Stored entries:
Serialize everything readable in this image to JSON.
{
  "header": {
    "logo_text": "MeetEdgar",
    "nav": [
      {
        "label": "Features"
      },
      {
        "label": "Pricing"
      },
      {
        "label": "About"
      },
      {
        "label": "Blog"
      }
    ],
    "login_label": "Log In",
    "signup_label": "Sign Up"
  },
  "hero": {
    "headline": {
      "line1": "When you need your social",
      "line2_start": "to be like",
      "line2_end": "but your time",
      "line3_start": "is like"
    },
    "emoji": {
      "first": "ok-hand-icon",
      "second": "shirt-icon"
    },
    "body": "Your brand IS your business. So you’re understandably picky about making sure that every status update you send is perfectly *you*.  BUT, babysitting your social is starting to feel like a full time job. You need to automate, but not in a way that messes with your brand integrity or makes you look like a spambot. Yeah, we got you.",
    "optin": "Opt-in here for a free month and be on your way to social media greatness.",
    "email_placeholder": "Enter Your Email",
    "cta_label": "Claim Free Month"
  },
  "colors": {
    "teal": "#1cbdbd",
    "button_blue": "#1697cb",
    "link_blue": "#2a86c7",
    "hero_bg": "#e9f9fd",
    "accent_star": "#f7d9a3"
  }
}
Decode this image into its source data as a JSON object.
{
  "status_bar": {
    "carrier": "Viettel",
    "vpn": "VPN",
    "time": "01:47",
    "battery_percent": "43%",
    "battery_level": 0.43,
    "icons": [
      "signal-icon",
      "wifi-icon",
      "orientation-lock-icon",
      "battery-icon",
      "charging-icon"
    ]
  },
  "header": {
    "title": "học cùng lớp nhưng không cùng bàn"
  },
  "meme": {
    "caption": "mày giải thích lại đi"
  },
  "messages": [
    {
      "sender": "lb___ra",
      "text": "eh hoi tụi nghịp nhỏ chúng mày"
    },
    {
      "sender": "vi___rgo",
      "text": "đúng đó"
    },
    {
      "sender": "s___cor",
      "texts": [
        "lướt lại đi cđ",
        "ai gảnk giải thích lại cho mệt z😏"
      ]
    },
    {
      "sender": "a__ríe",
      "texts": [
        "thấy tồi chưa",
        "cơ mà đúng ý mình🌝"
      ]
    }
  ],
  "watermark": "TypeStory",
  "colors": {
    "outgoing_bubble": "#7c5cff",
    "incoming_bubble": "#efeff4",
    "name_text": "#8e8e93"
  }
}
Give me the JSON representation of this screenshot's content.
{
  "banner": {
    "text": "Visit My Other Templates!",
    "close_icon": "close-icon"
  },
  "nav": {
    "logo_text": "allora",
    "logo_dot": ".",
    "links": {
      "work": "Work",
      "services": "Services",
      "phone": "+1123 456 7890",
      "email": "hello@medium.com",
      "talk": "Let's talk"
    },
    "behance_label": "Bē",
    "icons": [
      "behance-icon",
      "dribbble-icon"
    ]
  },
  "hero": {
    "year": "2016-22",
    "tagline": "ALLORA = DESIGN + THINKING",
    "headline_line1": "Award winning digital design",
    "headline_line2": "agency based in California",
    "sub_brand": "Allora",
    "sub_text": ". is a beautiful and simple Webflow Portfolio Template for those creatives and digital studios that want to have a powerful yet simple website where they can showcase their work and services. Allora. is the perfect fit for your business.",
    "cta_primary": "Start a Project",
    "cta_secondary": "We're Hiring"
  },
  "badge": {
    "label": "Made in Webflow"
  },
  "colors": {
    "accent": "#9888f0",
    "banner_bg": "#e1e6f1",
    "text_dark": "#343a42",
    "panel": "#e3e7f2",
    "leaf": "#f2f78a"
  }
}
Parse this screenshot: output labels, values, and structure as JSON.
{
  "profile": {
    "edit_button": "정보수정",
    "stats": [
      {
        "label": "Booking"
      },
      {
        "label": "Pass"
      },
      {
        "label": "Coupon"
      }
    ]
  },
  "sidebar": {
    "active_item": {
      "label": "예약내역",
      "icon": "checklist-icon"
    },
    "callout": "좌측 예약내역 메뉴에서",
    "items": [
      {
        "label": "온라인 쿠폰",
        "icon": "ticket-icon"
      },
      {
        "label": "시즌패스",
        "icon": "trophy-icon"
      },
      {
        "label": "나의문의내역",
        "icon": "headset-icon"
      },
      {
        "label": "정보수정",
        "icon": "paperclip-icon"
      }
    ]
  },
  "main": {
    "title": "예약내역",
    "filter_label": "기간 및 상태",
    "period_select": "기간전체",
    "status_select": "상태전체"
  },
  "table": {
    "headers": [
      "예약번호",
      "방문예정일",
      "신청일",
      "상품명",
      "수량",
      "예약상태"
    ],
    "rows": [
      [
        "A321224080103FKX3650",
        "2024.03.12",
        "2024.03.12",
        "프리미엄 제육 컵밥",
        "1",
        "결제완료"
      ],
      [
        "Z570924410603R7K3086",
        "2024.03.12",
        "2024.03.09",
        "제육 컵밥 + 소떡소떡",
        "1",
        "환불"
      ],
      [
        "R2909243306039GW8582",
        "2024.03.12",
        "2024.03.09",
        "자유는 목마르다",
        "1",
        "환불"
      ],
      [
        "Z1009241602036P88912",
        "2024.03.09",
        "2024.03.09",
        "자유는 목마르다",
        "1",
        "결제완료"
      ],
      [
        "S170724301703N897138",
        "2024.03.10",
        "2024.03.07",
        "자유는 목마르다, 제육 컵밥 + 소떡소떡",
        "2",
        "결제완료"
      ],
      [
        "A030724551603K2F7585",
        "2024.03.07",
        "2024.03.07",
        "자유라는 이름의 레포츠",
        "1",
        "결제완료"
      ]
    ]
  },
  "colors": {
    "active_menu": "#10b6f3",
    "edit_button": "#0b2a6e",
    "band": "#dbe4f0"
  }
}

Exercise objective: Where a line in the material above holds "예약내역", copy that line.

Solution:
      "label": "예약내역",
    "callout": "좌측 예약내역 메뉴에서",
    "title": "예약내역",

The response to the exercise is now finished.